Task prompt: Transcribe each record below word for word.

___

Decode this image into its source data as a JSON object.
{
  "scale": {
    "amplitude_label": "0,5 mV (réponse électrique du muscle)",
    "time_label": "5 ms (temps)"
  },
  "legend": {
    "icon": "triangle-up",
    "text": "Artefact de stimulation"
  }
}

___

Completed task:
Decode this image into its source data as a JSON object.
{
  "scale": {
    "amplitude_label": "0,5 mV (réponse électrique du muscle)",
    "time_label": "5 ms (temps)"
  },
  "legend": {
    "icon": "triangle-up",
    "text": "Artefact de stimulation"
  }
}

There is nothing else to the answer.